Task objective => From the entries below, extract every line that includes the word "формы".

Input records =>
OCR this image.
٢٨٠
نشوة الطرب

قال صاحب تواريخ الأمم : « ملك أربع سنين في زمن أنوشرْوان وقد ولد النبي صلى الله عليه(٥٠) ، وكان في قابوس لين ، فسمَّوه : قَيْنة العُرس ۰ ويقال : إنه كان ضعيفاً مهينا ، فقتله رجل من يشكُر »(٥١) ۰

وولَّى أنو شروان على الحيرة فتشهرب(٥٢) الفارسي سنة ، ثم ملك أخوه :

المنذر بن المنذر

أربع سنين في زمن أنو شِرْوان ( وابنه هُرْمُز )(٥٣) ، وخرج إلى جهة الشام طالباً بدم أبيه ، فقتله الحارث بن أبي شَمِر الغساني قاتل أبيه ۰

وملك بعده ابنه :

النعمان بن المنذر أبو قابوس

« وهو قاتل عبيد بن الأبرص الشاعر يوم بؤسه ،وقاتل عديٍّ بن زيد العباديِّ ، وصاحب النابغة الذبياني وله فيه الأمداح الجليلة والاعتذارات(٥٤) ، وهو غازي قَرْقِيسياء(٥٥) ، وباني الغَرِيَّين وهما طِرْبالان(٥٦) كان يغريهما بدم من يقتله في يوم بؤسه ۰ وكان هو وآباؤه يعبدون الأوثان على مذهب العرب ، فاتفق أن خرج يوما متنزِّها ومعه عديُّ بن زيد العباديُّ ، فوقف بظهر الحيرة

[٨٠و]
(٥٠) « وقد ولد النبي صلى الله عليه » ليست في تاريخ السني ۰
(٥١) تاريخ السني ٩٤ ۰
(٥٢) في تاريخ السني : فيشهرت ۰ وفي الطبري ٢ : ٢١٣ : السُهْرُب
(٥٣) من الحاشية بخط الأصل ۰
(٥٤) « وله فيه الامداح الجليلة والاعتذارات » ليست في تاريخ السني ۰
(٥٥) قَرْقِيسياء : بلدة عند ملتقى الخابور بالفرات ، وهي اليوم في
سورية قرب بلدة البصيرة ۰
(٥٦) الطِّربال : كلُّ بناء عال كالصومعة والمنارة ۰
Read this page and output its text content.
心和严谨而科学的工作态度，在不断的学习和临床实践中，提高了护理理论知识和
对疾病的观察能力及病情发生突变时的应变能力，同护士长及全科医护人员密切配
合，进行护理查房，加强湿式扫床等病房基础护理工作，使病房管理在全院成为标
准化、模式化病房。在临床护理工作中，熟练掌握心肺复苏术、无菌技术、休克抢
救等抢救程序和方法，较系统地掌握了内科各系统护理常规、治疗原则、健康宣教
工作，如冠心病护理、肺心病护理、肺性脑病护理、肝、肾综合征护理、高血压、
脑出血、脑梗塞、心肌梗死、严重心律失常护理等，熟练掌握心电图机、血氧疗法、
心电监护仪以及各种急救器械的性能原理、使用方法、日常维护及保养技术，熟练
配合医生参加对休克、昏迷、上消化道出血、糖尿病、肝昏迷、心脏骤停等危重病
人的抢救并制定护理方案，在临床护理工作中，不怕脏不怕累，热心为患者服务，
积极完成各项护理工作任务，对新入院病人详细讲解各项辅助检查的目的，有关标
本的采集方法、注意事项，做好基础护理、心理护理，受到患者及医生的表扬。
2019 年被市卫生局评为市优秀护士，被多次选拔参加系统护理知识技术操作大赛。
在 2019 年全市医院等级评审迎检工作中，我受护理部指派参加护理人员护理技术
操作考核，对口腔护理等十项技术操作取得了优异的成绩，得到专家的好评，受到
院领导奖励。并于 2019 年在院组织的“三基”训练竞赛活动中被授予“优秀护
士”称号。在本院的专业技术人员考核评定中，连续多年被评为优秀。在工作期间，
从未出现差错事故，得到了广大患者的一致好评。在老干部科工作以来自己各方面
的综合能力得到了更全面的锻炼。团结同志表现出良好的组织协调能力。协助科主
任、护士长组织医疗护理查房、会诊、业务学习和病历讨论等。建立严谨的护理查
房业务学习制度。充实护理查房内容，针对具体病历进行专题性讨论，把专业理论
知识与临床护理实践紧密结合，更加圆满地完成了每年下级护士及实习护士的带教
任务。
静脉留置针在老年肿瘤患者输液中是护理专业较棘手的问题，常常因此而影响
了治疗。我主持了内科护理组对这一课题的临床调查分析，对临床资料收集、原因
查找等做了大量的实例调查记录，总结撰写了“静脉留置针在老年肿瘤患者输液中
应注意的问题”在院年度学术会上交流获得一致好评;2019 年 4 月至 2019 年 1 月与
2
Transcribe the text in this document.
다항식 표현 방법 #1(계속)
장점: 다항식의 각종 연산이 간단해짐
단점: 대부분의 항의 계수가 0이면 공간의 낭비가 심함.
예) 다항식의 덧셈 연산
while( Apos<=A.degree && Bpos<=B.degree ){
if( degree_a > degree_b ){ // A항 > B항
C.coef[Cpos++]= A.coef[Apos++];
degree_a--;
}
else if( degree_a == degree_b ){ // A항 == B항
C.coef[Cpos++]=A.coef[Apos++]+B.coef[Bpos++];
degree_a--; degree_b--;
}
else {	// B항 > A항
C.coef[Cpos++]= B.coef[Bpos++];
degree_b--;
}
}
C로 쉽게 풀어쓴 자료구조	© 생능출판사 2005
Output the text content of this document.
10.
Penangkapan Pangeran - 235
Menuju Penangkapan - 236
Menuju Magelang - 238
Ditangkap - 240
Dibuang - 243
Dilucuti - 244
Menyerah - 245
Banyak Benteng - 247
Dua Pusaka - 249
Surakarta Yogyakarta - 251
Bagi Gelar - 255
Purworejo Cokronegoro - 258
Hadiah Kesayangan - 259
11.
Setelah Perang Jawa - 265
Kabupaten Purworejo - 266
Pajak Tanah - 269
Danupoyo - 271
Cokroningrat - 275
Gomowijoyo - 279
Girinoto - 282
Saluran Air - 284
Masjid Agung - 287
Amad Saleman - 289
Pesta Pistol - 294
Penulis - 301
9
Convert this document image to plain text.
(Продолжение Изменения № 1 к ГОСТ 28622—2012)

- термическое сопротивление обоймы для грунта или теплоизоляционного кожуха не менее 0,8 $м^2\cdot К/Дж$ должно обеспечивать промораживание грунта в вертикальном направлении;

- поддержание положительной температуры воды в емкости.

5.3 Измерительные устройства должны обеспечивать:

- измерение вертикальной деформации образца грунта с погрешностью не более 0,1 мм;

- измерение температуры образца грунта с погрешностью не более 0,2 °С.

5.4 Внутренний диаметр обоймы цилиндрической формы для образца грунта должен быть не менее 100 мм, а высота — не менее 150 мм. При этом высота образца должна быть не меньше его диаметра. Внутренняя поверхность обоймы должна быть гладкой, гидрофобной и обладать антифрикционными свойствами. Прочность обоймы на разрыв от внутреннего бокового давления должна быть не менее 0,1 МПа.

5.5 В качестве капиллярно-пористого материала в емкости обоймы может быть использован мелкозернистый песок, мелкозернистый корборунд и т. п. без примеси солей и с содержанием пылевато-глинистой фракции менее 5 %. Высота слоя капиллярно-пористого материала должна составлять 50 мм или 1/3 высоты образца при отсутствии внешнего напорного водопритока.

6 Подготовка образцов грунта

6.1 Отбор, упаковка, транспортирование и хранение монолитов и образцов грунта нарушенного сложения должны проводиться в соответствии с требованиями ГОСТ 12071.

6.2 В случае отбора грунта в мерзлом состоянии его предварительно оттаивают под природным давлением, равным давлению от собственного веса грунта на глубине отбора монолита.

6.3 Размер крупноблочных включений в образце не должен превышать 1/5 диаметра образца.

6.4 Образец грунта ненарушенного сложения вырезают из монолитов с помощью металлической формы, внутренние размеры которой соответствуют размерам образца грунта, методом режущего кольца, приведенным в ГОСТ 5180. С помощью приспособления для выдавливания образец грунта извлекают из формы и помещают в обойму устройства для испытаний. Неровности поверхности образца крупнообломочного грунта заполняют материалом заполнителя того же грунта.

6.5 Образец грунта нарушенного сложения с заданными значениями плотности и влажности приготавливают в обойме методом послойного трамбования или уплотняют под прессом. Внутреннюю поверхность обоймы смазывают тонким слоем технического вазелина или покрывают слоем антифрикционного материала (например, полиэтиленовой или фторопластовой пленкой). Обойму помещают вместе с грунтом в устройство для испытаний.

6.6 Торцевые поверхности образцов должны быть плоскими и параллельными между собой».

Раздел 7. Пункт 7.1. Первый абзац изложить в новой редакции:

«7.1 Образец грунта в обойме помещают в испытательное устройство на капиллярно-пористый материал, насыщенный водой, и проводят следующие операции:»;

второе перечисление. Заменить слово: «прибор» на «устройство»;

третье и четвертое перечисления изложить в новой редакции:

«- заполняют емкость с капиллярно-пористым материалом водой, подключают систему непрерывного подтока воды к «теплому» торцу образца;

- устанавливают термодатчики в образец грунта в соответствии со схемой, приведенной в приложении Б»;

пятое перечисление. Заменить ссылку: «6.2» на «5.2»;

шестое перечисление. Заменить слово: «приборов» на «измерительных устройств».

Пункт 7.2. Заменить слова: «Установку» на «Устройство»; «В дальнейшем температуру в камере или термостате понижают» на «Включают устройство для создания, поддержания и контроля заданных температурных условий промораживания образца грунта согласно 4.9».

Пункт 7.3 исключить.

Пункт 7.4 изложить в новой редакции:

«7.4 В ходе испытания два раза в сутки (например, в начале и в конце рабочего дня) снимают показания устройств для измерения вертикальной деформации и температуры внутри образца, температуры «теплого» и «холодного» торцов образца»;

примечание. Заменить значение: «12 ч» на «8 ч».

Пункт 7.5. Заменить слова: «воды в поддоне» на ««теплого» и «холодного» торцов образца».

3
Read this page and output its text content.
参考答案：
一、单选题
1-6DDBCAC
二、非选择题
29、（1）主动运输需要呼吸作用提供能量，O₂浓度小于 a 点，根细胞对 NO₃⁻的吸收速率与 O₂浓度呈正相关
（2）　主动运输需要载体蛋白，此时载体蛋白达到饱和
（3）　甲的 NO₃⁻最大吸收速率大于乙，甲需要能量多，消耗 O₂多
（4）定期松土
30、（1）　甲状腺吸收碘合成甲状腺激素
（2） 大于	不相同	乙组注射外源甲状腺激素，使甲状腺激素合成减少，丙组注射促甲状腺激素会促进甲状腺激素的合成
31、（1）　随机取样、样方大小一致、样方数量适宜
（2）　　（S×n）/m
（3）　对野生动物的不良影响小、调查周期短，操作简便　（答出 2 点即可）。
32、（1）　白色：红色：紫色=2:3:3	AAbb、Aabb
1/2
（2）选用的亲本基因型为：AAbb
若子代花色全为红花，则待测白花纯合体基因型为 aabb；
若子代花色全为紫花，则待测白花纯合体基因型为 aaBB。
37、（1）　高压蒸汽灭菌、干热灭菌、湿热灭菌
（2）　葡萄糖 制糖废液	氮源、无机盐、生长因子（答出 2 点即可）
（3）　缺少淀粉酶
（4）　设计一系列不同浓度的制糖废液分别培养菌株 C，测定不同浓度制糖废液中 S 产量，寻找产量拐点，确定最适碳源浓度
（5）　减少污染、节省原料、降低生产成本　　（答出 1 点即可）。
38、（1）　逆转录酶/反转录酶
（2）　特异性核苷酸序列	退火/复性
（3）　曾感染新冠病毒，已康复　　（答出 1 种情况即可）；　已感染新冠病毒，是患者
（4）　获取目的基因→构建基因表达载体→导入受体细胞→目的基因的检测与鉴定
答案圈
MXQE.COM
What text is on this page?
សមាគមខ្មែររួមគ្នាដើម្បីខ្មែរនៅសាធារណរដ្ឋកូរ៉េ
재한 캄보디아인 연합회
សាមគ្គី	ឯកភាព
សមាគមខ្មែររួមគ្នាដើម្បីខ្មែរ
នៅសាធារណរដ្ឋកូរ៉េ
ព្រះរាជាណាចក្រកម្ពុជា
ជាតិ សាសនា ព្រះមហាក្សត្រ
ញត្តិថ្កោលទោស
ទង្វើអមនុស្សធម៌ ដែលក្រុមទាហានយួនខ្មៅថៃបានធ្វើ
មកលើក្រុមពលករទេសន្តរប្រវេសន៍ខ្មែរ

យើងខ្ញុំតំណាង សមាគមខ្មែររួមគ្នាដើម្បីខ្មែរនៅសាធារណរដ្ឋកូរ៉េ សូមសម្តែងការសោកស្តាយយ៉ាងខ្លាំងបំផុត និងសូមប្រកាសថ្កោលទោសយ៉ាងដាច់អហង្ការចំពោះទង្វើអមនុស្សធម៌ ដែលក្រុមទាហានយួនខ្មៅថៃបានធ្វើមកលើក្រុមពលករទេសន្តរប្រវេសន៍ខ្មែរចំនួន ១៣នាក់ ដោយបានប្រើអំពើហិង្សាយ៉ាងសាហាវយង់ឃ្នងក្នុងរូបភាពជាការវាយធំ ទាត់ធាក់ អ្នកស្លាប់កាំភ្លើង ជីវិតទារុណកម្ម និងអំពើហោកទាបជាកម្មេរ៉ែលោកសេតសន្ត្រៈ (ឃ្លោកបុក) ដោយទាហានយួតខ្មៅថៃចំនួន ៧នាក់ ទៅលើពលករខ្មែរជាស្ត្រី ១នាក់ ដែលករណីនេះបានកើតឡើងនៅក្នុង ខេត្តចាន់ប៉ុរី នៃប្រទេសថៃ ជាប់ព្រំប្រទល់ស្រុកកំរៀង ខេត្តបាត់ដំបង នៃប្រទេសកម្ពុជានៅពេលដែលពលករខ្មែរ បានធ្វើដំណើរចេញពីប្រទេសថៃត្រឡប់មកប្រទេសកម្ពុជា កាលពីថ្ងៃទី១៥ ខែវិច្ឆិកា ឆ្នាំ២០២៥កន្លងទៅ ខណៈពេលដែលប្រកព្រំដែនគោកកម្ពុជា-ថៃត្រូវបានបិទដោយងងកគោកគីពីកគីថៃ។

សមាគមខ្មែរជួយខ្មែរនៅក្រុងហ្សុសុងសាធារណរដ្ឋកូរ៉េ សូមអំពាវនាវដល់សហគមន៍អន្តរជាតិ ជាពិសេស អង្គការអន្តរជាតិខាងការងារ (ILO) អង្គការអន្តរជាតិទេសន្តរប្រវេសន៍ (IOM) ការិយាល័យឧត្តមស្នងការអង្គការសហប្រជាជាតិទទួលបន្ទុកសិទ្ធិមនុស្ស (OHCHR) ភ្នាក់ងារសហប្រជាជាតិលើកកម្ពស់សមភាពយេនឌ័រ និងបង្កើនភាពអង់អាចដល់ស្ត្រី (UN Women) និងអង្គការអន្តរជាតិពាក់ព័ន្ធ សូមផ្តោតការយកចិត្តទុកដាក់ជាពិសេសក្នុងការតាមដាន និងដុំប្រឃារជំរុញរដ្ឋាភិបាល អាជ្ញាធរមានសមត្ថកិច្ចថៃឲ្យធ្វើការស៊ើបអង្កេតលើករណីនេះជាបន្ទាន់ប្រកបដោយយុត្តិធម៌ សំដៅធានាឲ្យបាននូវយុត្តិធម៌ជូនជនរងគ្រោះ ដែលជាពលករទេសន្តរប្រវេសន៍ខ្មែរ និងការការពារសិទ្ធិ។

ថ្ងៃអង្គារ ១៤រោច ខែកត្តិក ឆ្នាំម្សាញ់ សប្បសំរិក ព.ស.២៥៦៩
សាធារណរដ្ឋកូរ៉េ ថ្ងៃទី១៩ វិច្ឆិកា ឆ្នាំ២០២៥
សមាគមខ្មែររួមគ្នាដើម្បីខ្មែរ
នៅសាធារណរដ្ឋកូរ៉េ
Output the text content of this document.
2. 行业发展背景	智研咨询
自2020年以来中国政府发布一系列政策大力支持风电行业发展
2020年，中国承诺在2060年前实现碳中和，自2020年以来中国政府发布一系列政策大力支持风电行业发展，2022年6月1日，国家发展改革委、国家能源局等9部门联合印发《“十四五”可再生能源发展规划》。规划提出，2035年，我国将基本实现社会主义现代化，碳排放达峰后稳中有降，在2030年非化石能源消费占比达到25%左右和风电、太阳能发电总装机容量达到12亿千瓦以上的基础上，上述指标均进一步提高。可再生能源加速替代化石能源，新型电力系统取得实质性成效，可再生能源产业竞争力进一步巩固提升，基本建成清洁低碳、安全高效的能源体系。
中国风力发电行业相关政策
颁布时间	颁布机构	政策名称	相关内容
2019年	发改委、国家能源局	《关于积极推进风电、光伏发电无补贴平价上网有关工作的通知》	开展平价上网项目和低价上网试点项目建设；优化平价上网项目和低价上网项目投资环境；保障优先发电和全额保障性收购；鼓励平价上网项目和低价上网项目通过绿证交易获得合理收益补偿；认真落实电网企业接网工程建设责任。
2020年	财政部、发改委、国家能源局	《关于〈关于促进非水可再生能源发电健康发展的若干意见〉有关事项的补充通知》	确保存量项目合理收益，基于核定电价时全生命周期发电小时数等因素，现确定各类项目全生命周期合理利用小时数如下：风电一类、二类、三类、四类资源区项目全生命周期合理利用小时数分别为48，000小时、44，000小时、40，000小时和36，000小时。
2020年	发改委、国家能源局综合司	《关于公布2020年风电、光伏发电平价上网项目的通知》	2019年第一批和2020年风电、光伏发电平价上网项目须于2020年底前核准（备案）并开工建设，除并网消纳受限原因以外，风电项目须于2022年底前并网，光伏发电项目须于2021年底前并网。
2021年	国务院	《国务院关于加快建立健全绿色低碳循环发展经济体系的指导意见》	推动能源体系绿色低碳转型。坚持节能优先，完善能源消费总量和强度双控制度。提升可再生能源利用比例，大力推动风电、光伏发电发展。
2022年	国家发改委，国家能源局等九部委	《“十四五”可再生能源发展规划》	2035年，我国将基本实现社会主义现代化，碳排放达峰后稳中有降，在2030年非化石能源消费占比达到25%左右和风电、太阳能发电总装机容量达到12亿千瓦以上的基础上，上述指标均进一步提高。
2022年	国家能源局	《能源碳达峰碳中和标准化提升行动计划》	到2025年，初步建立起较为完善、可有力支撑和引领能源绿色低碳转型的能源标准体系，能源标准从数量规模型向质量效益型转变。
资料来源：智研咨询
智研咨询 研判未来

Task solution =>
5.4 Внутренний диаметр обоймы цилиндрической формы для образца грунта должен быть не менее 100 мм, а высота — не менее 150 мм. При этом высота образца должна быть не меньше его диаметра. Внутренняя поверхность обоймы должна быть гладкой, гидрофобной и обладать антифрикционными свойствами. Прочность обоймы на разрыв от внутреннего бокового давления должна быть не менее 0,1 МПа.
6.4 Образец грунта ненарушенного сложения вырезают из монолитов с помощью металлической формы, внутренние размеры которой соответствуют размерам образца грунта, методом режущего кольца, приведенным в ГОСТ 5180. С помощью приспособления для выдавливания образец грунта извлекают из формы и помещают в обойму устройства для испытаний. Неровности поверхности образца крупнообломочного грунта заполняют материалом заполнителя того же грунта.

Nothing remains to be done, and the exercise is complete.